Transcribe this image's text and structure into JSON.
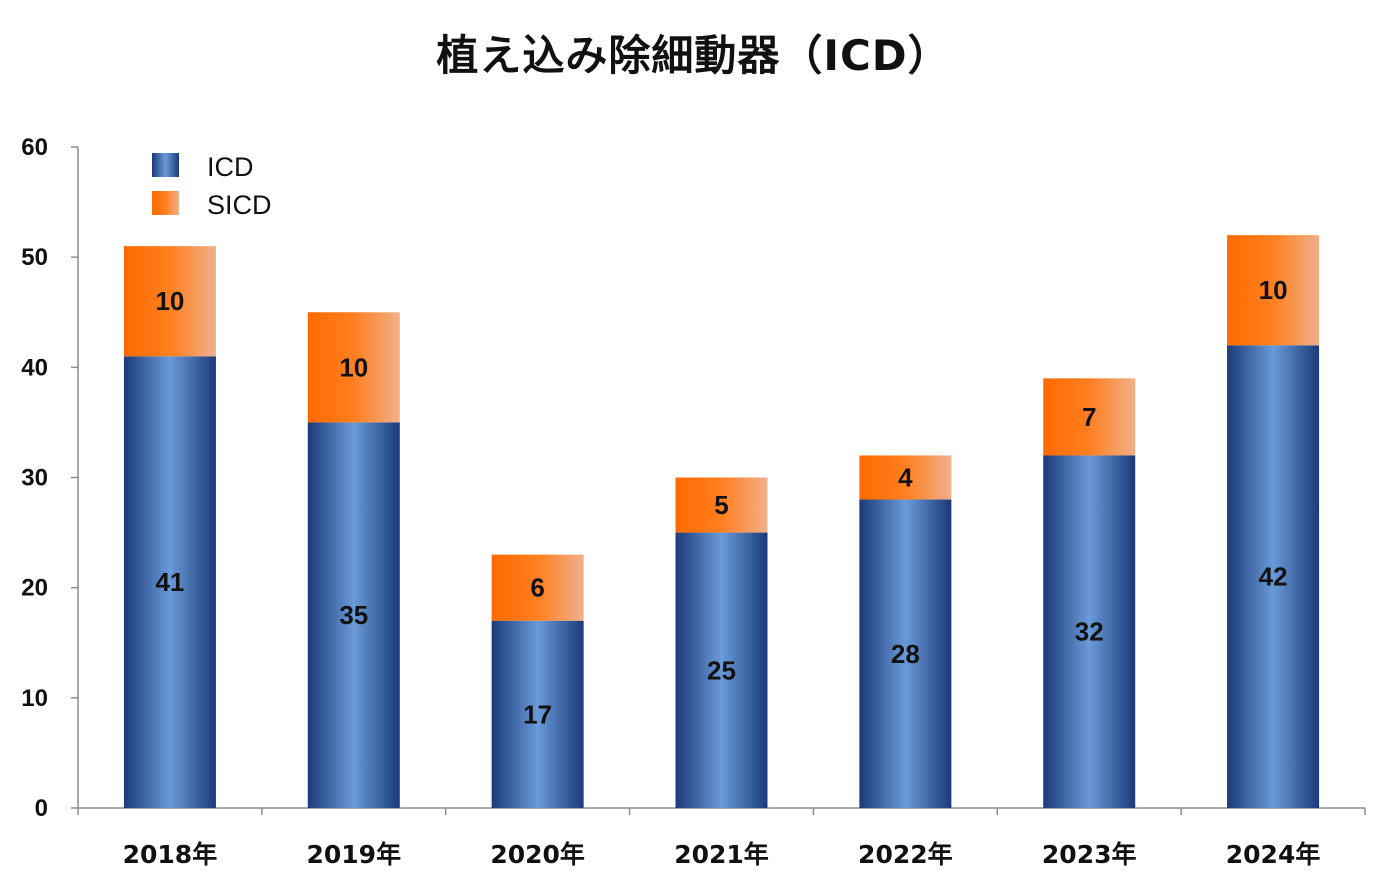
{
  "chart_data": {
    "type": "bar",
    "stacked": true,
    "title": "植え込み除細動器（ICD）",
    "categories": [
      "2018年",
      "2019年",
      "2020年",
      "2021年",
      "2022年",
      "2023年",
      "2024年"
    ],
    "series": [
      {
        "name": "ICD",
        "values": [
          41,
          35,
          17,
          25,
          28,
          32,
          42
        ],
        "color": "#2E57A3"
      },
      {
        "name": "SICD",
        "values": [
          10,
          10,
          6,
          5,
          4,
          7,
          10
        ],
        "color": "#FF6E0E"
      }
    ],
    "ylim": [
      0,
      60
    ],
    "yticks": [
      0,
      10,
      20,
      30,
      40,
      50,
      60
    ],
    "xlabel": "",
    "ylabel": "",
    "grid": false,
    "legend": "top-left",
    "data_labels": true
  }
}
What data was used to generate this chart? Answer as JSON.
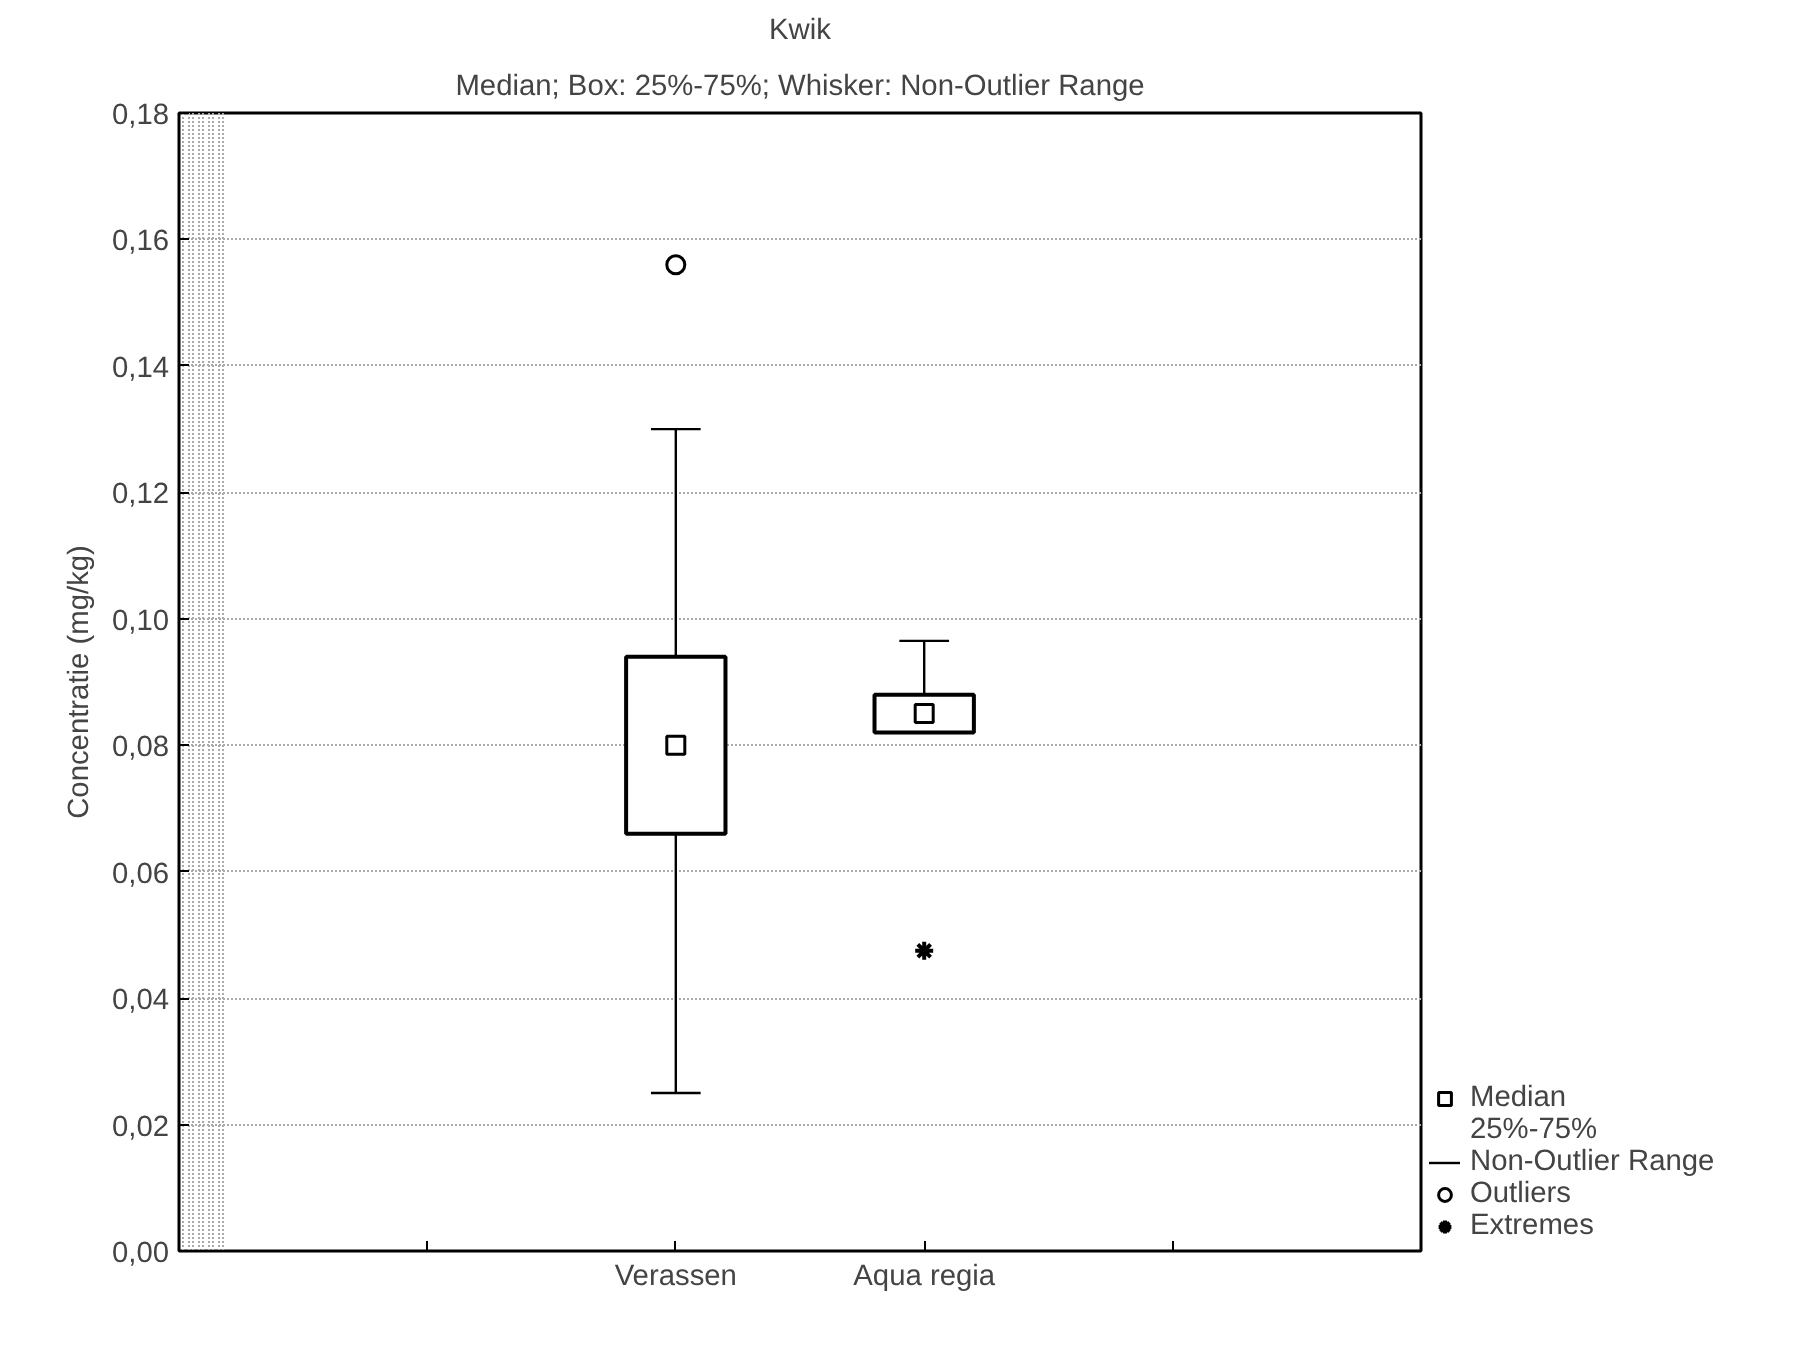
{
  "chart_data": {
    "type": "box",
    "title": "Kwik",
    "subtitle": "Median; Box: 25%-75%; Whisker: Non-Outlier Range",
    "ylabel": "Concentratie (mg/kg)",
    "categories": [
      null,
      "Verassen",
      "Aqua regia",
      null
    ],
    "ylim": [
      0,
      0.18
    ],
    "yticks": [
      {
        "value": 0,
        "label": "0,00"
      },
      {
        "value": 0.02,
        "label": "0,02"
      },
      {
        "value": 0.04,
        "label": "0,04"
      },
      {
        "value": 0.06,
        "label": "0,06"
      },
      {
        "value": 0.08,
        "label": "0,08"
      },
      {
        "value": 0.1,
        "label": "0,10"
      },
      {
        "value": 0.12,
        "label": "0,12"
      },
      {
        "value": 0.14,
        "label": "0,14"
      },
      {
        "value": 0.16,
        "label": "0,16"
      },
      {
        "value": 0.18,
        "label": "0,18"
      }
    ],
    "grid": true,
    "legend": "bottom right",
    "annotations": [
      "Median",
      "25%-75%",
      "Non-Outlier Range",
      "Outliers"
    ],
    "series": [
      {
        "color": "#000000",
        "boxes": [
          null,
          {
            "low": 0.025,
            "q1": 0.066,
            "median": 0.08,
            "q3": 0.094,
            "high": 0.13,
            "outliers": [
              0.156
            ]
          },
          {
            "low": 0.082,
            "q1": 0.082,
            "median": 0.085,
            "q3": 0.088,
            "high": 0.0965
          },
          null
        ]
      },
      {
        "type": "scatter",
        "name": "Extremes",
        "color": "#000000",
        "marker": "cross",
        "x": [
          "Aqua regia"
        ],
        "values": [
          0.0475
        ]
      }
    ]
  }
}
---
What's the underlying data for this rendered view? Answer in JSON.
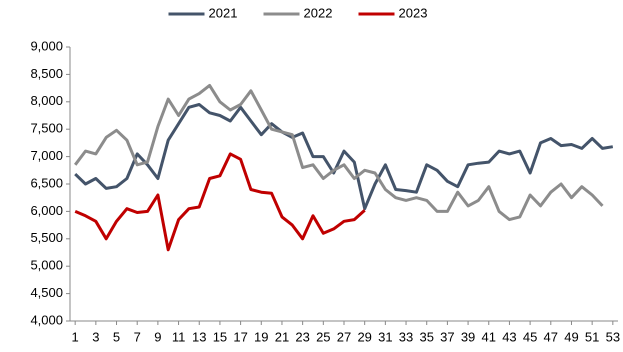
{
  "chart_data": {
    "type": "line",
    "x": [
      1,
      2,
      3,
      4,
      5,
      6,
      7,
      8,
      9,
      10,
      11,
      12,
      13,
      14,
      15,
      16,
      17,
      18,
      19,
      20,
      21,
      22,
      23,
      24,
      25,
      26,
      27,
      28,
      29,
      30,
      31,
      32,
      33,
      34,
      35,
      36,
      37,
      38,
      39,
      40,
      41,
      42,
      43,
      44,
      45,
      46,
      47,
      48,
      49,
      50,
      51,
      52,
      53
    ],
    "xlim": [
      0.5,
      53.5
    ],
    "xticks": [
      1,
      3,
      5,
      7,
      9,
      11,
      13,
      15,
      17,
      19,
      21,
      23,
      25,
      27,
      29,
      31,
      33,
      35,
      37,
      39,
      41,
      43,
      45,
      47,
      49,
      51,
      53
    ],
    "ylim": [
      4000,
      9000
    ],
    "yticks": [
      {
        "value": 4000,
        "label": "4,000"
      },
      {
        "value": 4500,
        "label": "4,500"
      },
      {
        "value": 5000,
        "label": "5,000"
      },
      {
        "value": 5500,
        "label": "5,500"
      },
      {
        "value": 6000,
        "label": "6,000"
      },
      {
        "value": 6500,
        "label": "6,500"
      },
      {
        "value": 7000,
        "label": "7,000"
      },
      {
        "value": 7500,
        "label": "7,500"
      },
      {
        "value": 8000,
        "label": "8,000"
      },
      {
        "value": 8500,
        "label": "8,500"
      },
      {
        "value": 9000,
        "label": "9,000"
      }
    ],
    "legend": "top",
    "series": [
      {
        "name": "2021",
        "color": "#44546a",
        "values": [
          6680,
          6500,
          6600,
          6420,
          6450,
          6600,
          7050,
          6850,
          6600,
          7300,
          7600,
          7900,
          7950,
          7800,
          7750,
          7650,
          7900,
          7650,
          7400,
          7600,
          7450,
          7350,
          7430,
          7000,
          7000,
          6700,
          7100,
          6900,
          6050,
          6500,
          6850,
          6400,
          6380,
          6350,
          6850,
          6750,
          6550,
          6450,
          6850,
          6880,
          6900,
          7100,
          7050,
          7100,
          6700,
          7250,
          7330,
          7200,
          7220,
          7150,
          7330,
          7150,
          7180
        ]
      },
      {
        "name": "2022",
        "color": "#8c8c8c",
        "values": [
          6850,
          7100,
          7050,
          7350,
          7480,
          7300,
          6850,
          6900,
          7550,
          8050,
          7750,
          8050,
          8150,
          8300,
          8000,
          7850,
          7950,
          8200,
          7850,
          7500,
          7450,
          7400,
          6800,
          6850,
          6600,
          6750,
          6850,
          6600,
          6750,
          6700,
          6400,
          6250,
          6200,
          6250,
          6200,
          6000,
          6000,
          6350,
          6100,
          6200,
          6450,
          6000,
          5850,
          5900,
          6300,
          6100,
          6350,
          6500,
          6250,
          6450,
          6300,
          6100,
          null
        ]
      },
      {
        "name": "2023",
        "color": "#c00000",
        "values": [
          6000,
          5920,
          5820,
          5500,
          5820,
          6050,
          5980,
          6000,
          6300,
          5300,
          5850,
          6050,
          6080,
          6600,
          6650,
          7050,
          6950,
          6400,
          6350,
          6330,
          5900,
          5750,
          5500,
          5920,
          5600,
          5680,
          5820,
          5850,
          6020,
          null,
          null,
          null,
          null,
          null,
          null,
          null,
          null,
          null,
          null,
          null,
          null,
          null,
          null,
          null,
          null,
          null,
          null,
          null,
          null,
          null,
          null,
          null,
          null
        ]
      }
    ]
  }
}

> _To be done_
Copy every line of the data that holds the string "What".

> _Written response_
What data was used to generate this chart? Answer as JSON.
What's the underlying data for this rendered view? Answer in JSON.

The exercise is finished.